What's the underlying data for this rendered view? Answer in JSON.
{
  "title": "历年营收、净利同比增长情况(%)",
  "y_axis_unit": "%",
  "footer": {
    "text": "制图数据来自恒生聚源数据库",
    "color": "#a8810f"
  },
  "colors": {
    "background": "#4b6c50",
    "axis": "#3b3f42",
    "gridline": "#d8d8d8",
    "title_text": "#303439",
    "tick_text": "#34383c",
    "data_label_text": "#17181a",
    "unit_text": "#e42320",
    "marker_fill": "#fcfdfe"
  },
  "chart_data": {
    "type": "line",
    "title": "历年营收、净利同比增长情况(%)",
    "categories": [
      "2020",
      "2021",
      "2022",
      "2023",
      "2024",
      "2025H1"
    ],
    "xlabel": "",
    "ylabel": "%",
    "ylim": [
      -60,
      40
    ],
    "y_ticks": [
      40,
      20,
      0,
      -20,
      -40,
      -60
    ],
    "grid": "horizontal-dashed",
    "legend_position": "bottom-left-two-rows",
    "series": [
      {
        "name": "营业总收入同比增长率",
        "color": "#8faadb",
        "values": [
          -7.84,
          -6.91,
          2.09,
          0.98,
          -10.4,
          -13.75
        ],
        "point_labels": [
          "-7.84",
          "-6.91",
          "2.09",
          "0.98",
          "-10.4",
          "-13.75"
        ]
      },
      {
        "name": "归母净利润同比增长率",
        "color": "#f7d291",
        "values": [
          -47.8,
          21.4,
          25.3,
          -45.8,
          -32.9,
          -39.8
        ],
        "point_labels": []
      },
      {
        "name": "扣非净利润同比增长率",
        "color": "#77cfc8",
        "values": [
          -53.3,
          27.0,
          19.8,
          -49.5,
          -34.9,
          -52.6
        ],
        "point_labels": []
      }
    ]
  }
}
....................
= What to work on =
Using the listing above, retype each line exactly.

= Task output =
What's the underlying data for this rendered view? Answer in JSON.
{
  "title": "历年营收、净利同比增长情况(%)",
  "y_axis_unit": "%",
  "footer": {
    "text": "制图数据来自恒生聚源数据库",
    "color": "#a8810f"
  },
  "colors": {
    "background": "#4b6c50",
    "axis": "#3b3f42",
    "gridline": "#d8d8d8",
    "title_text": "#303439",
    "tick_text": "#34383c",
    "data_label_text": "#17181a",
    "unit_text": "#e42320",
    "marker_fill": "#fcfdfe"
  },
  "chart_data": {
    "type": "line",
    "title": "历年营收、净利同比增长情况(%)",
    "categories": [
      "2020",
      "2021",
      "2022",
      "2023",
      "2024",
      "2025H1"
    ],
    "xlabel": "",
    "ylabel": "%",
    "ylim": [
      -60,
      40
    ],
    "y_ticks": [
      40,
      20,
      0,
      -20,
      -40,
      -60
    ],
    "grid": "horizontal-dashed",
    "legend_position": "bottom-left-two-rows",
    "series": [
      {
        "name": "营业总收入同比增长率",
        "color": "#8faadb",
        "values": [
          -7.84,
          -6.91,
          2.09,
          0.98,
          -10.4,
          -13.75
        ],
        "point_labels": [
          "-7.84",
          "-6.91",
          "2.09",
          "0.98",
          "-10.4",
          "-13.75"
        ]
      },
      {
        "name": "归母净利润同比增长率",
        "color": "#f7d291",
        "values": [
          -47.8,
          21.4,
          25.3,
          -45.8,
          -32.9,
          -39.8
        ],
        "point_labels": []
      },
      {
        "name": "扣非净利润同比增长率",
        "color": "#77cfc8",
        "values": [
          -53.3,
          27.0,
          19.8,
          -49.5,
          -34.9,
          -52.6
        ],
        "point_labels": []
      }
    ]
  }
}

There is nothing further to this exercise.